Given problem: In the book reviews below, rewrite the paragraph that begins "The cover calls it a mix of Science and Sorcery" as a short bulleted list that keeps its main facts.

Friday, January 27, 2006

The Warlock in Spite of Himself by Christopher Stasheff

The Warlock Series, book 1

Rating - 3: worth reading once (borrow it from a library)

Fairly standard fantasy fiction. If you like fantasy fiction, you will probably enjoy this one enough for it to be worthwhile. If not, not.

We have a normal fantasy world where our hero gets a few dustings of science opera toys. Our hero fights his opponents at their specialties and wins, in between swoons from half the female cast (Heinlein?). He is a tireless crusader for his ideals who is frequently drawn in by the lure of love. You know roughly how this story goes, and it is not a bad telling of it.

The cover calls it a mix of Science and Sorcery. Practically, we have sorcery, with an occasional scientific explanation or technological toy, which has the same effect as a magic item. The great value is that our hero, Rod Gallowglass, is an innocent who can get explanations from the rest of the cast while giving modern or scientific explanations. It is a great device for tossing a modern character into a fantasy story, someone who can both ask, "Huh?" and put things in normal terms. Who in the medieval era is going to explain the risks of transitioning from monarchy through constitutional monarchy to democracy without sounding like Dennis from Holy Grail? Toss in an off-worlder, and your problem is solved.

Actually, that happens in a lot of science fiction, doesn't it? In fantasy, it is less often your main character who is that outsider. Okay, Harry Potter, if you've heard of him. I seem to be losing this argument with myself.

It is a solid piece of genre fiction: not something likely to be part of the literary canon a century hence, but an enjoyable tale. If you are focusing on the great works of man, skip it; if you have ever just turned on the TV and watched whatever episode of whichever series of Law & Order is on, you know what I mean.

Of course, I offered this to fantasy fans at the top, and if you would so classify yourself, you understand the pleasures of genre fiction. If not, sorry that you read this far.

Amazon link (seems to be out of print)

Tuesday, January 24, 2006

Do Not Go Naked into Your Next Presentation by Ron Hoff

Rating - 2: not worth reading (skip it)

Prepare. Personally connect with your audience on an emotional level. There are some details and anecdotes, too. There, you have read the book.

Amazon link

Saturday, January 14, 2006

Stargirl by Jerry Spinelli

Rating - 4: worth reading multiple times (buy it)

Stored data:
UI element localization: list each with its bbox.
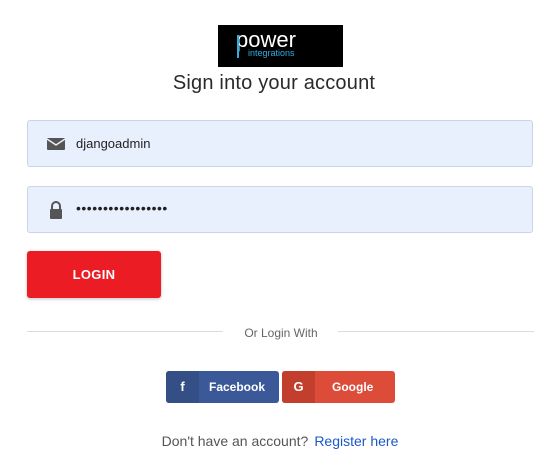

Written solution:
- The cover describes the book as a mix of Science and Sorcery.
- In practice it is sorcery, with an occasional scientific explanation or technological toy that works like a magic item.
- Its great value is the hero, Rod Gallowglass, an innocent who gets explanations from the rest of the cast and gives modern or scientific ones in return.
- This device lets a modern character in a fantasy story both ask "Huh?" and put things in normal terms.
- An off-worlder can explain things a medieval character couldn't, such as the risks of moving from monarchy through constitutional monarchy to democracy, without sounding like Dennis from Holy Grail.